REQUIREMENTS ::
Every record must be repeated exactly, with no omission.
· · · · · · ·
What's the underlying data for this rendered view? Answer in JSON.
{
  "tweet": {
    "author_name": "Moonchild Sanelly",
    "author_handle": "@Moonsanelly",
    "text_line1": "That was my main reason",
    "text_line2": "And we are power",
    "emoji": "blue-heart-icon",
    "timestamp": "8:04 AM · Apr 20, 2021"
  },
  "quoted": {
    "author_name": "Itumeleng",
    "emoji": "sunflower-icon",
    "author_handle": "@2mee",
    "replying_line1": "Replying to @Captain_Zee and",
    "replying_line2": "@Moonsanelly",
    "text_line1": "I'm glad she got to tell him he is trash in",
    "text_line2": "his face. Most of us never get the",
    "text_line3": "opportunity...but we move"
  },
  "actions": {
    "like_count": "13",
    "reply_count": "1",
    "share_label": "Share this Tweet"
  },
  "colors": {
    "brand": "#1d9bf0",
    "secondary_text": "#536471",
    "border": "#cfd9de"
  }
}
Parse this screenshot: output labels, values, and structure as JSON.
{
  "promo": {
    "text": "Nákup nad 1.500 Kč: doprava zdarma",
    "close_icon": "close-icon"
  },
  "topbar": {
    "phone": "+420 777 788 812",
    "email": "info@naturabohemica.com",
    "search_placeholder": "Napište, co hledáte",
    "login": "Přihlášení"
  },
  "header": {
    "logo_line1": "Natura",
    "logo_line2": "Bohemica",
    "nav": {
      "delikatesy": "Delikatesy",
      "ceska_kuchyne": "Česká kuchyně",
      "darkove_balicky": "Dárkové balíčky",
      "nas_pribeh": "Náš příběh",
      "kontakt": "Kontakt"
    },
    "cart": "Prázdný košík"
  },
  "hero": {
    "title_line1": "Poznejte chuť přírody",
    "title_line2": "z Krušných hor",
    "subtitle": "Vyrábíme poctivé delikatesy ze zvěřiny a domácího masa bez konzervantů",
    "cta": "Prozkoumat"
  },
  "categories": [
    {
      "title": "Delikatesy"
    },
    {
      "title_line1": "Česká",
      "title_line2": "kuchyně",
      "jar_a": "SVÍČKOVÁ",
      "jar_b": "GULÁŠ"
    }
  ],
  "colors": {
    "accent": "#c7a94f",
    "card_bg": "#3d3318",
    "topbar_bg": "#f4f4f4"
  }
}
· · · · · · ·
RESPONSE BELOW ::
What's the underlying data for this rendered view? Answer in JSON.
{
  "tweet": {
    "author_name": "Moonchild Sanelly",
    "author_handle": "@Moonsanelly",
    "text_line1": "That was my main reason",
    "text_line2": "And we are power",
    "emoji": "blue-heart-icon",
    "timestamp": "8:04 AM · Apr 20, 2021"
  },
  "quoted": {
    "author_name": "Itumeleng",
    "emoji": "sunflower-icon",
    "author_handle": "@2mee",
    "replying_line1": "Replying to @Captain_Zee and",
    "replying_line2": "@Moonsanelly",
    "text_line1": "I'm glad she got to tell him he is trash in",
    "text_line2": "his face. Most of us never get the",
    "text_line3": "opportunity...but we move"
  },
  "actions": {
    "like_count": "13",
    "reply_count": "1",
    "share_label": "Share this Tweet"
  },
  "colors": {
    "brand": "#1d9bf0",
    "secondary_text": "#536471",
    "border": "#cfd9de"
  }
}
Parse this screenshot: output labels, values, and structure as JSON.
{
  "promo": {
    "text": "Nákup nad 1.500 Kč: doprava zdarma",
    "close_icon": "close-icon"
  },
  "topbar": {
    "phone": "+420 777 788 812",
    "email": "info@naturabohemica.com",
    "search_placeholder": "Napište, co hledáte",
    "login": "Přihlášení"
  },
  "header": {
    "logo_line1": "Natura",
    "logo_line2": "Bohemica",
    "nav": {
      "delikatesy": "Delikatesy",
      "ceska_kuchyne": "Česká kuchyně",
      "darkove_balicky": "Dárkové balíčky",
      "nas_pribeh": "Náš příběh",
      "kontakt": "Kontakt"
    },
    "cart": "Prázdný košík"
  },
  "hero": {
    "title_line1": "Poznejte chuť přírody",
    "title_line2": "z Krušných hor",
    "subtitle": "Vyrábíme poctivé delikatesy ze zvěřiny a domácího masa bez konzervantů",
    "cta": "Prozkoumat"
  },
  "categories": [
    {
      "title": "Delikatesy"
    },
    {
      "title_line1": "Česká",
      "title_line2": "kuchyně",
      "jar_a": "SVÍČKOVÁ",
      "jar_b": "GULÁŠ"
    }
  ],
  "colors": {
    "accent": "#c7a94f",
    "card_bg": "#3d3318",
    "topbar_bg": "#f4f4f4"
  }
}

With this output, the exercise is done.